### PROBLEM DETAILS
Quote every entry word for word.

### RAW DATA
★ ★ ★
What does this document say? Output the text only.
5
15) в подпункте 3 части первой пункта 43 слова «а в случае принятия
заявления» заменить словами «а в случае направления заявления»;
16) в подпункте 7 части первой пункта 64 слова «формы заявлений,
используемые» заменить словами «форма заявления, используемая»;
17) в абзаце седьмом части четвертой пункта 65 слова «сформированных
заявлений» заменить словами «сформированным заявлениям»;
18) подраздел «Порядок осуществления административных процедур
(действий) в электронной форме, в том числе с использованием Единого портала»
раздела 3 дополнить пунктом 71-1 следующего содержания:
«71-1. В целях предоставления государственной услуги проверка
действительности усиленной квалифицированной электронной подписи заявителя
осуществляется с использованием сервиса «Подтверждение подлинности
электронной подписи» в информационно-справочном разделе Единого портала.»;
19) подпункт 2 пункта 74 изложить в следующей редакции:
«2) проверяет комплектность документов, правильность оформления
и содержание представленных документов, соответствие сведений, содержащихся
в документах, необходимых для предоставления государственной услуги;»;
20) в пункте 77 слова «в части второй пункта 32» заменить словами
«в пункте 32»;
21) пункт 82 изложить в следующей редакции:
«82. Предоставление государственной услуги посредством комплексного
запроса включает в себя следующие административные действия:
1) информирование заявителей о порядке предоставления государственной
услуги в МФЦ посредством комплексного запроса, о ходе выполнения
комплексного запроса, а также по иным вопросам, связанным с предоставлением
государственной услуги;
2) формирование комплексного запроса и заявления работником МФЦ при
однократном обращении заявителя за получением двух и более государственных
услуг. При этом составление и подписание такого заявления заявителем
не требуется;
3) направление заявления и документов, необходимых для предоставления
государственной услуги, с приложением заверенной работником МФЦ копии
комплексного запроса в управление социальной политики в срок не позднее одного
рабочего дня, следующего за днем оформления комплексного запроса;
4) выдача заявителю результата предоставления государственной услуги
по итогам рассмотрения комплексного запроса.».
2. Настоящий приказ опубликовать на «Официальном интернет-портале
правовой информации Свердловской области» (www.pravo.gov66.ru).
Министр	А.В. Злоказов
★ ★ ★
### OUTPUT FOR THIS EXERCISE
What does this document say? Output the text only.
5
15) в подпункте 3 части первой пункта 43 слова «а в случае принятия
заявления» заменить словами «а в случае направления заявления»;
16) в подпункте 7 части первой пункта 64 слова «формы заявлений,
используемые» заменить словами «форма заявления, используемая»;
17) в абзаце седьмом части четвертой пункта 65 слова «сформированных
заявлений» заменить словами «сформированным заявлениям»;
18) подраздел «Порядок осуществления административных процедур
(действий) в электронной форме, в том числе с использованием Единого портала»
раздела 3 дополнить пунктом 71-1 следующего содержания:
«71-1. В целях предоставления государственной услуги проверка
действительности усиленной квалифицированной электронной подписи заявителя
осуществляется с использованием сервиса «Подтверждение подлинности
электронной подписи» в информационно-справочном разделе Единого портала.»;
19) подпункт 2 пункта 74 изложить в следующей редакции:
«2) проверяет комплектность документов, правильность оформления
и содержание представленных документов, соответствие сведений, содержащихся
в документах, необходимых для предоставления государственной услуги;»;
20) в пункте 77 слова «в части второй пункта 32» заменить словами
«в пункте 32»;
21) пункт 82 изложить в следующей редакции:
«82. Предоставление государственной услуги посредством комплексного
запроса включает в себя следующие административные действия:
1) информирование заявителей о порядке предоставления государственной
услуги в МФЦ посредством комплексного запроса, о ходе выполнения
комплексного запроса, а также по иным вопросам, связанным с предоставлением
государственной услуги;
2) формирование комплексного запроса и заявления работником МФЦ при
однократном обращении заявителя за получением двух и более государственных
услуг. При этом составление и подписание такого заявления заявителем
не требуется;
3) направление заявления и документов, необходимых для предоставления
государственной услуги, с приложением заверенной работником МФЦ копии
комплексного запроса в управление социальной политики в срок не позднее одного
рабочего дня, следующего за днем оформления комплексного запроса;
4) выдача заявителю результата предоставления государственной услуги
по итогам рассмотрения комплексного запроса.».
2. Настоящий приказ опубликовать на «Официальном интернет-портале
правовой информации Свердловской области» (www.pravo.gov66.ru).
Министр	А.В. Злоказов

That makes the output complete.